Can you transcribe every line exactly and leave the pictures behind?

Provided entries -
--- BEGIN ---

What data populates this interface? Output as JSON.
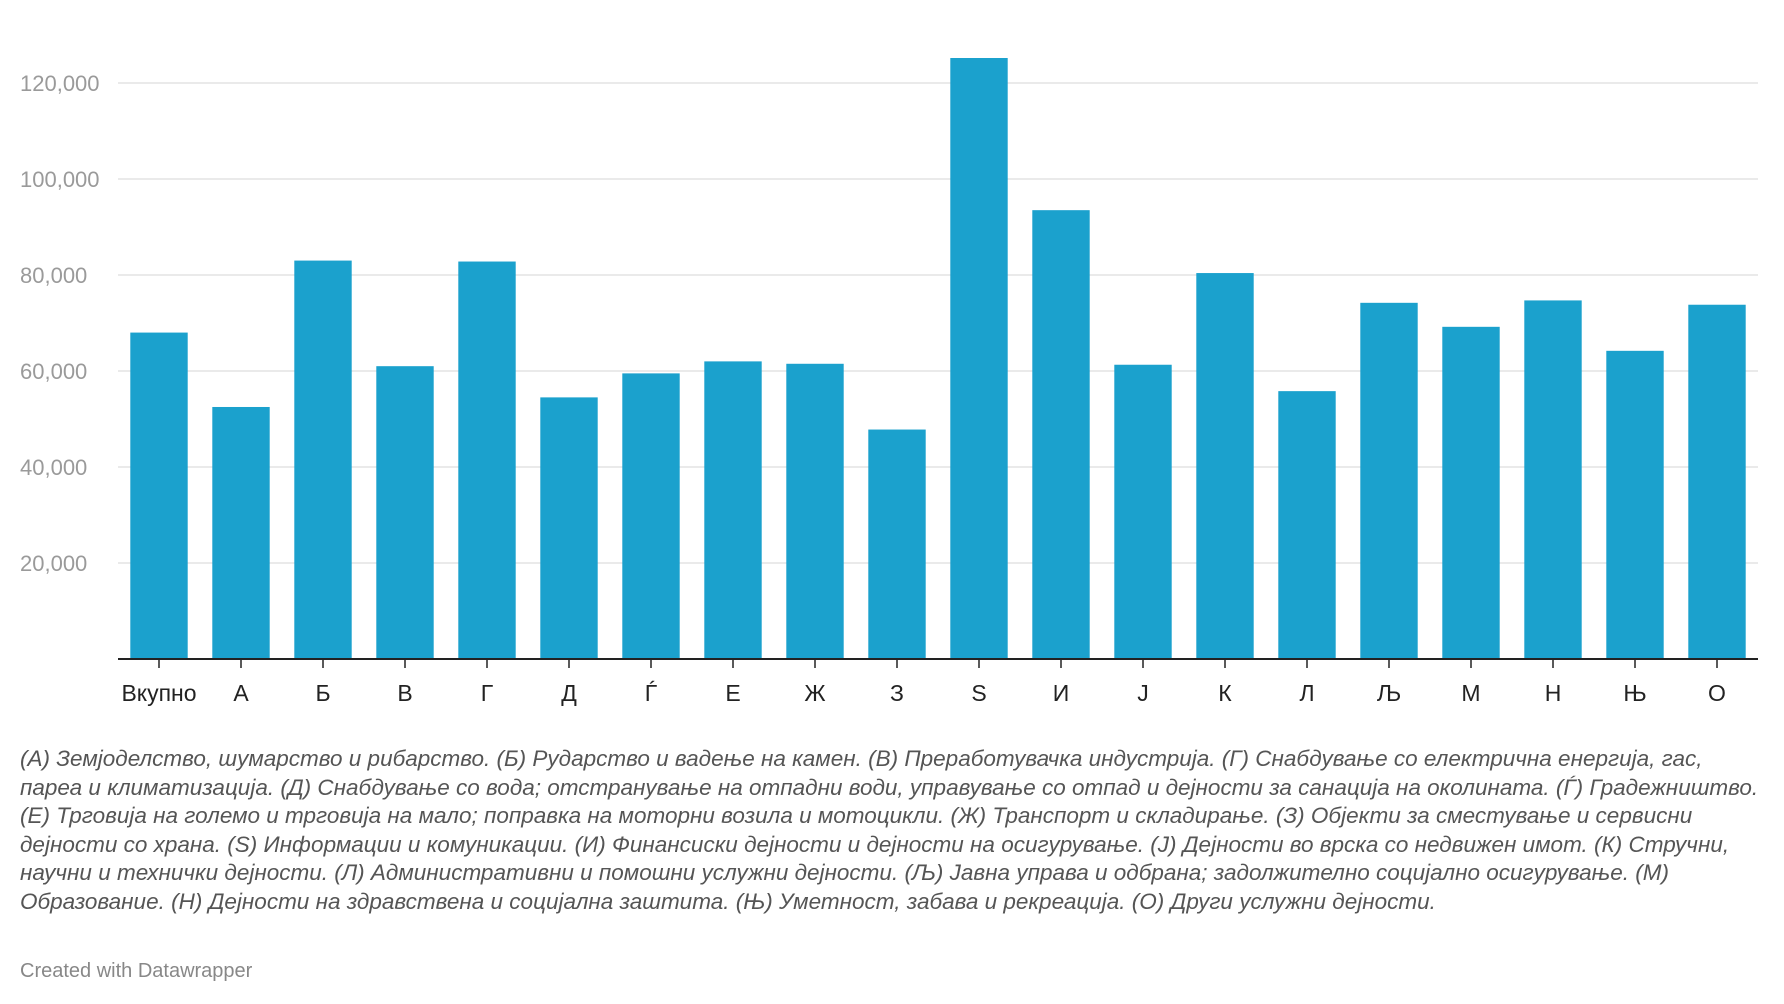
{
  "chart_data": {
    "type": "bar",
    "categories": [
      "Вкупно",
      "А",
      "Б",
      "В",
      "Г",
      "Д",
      "Ѓ",
      "Е",
      "Ж",
      "З",
      "S",
      "И",
      "Ј",
      "К",
      "Л",
      "Љ",
      "М",
      "Н",
      "Њ",
      "О"
    ],
    "values": [
      68000,
      52500,
      83000,
      61000,
      82800,
      54500,
      59500,
      62000,
      61500,
      47800,
      125200,
      93500,
      61300,
      80400,
      55800,
      74200,
      69200,
      74700,
      64200,
      73800
    ],
    "yticks": [
      20000,
      40000,
      60000,
      80000,
      100000,
      120000
    ],
    "ytick_labels": [
      "20,000",
      "40,000",
      "60,000",
      "80,000",
      "100,000",
      "120,000"
    ],
    "ylim": [
      0,
      125200
    ],
    "grid": true,
    "bar_color": "#1ba1cd",
    "gridline_color": "#e3e3e3",
    "baseline_color": "#222222"
  },
  "notes": "(А) Земјоделство, шумарство и рибарство. (Б) Рударство и вадење на камен. (В) Преработувачка индустрија. (Г) Снабдување со електрична енергија, гас, пареа и климатизација. (Д) Снабдување со вода; отстранување на отпадни води, управување со отпад и дејности за санација на околината. (Ѓ) Градежништво. (Е) Трговија на големо и трговија на мало; поправка на моторни возила и мотоцикли. (Ж) Транспорт и складирање. (З) Објекти за сместување и сервисни дејности со храна. (S) Информации и комуникации. (И) Финансиски дејности и дејности на осигурување. (Ј) Дејности во врска со недвижен имот. (К) Стручни, научни и технички дејности. (Л) Административни и помошни услужни дејности. (Љ) Јавна управа и одбрана; задолжително социјално осигурување. (М) Образование. (Н) Дејности на здравствена и социјална заштита. (Њ) Уметност, забава и рекреација. (О) Други услужни дејности.",
  "credit": "Created with Datawrapper"
}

--- END ---

Exercise result -
What data populates this interface? Output as JSON.
{
  "chart_data": {
    "type": "bar",
    "categories": [
      "Вкупно",
      "А",
      "Б",
      "В",
      "Г",
      "Д",
      "Ѓ",
      "Е",
      "Ж",
      "З",
      "S",
      "И",
      "Ј",
      "К",
      "Л",
      "Љ",
      "М",
      "Н",
      "Њ",
      "О"
    ],
    "values": [
      68000,
      52500,
      83000,
      61000,
      82800,
      54500,
      59500,
      62000,
      61500,
      47800,
      125200,
      93500,
      61300,
      80400,
      55800,
      74200,
      69200,
      74700,
      64200,
      73800
    ],
    "yticks": [
      20000,
      40000,
      60000,
      80000,
      100000,
      120000
    ],
    "ytick_labels": [
      "20,000",
      "40,000",
      "60,000",
      "80,000",
      "100,000",
      "120,000"
    ],
    "ylim": [
      0,
      125200
    ],
    "grid": true,
    "bar_color": "#1ba1cd",
    "gridline_color": "#e3e3e3",
    "baseline_color": "#222222"
  },
  "notes": "(А) Земјоделство, шумарство и рибарство. (Б) Рударство и вадење на камен. (В) Преработувачка индустрија. (Г) Снабдување со електрична енергија, гас, пареа и климатизација. (Д) Снабдување со вода; отстранување на отпадни води, управување со отпад и дејности за санација на околината. (Ѓ) Градежништво. (Е) Трговија на големо и трговија на мало; поправка на моторни возила и мотоцикли. (Ж) Транспорт и складирање. (З) Објекти за сместување и сервисни дејности со храна. (S) Информации и комуникации. (И) Финансиски дејности и дејности на осигурување. (Ј) Дејности во врска со недвижен имот. (К) Стручни, научни и технички дејности. (Л) Административни и помошни услужни дејности. (Љ) Јавна управа и одбрана; задолжително социјално осигурување. (М) Образование. (Н) Дејности на здравствена и социјална заштита. (Њ) Уметност, забава и рекреација. (О) Други услужни дејности.",
  "credit": "Created with Datawrapper"
}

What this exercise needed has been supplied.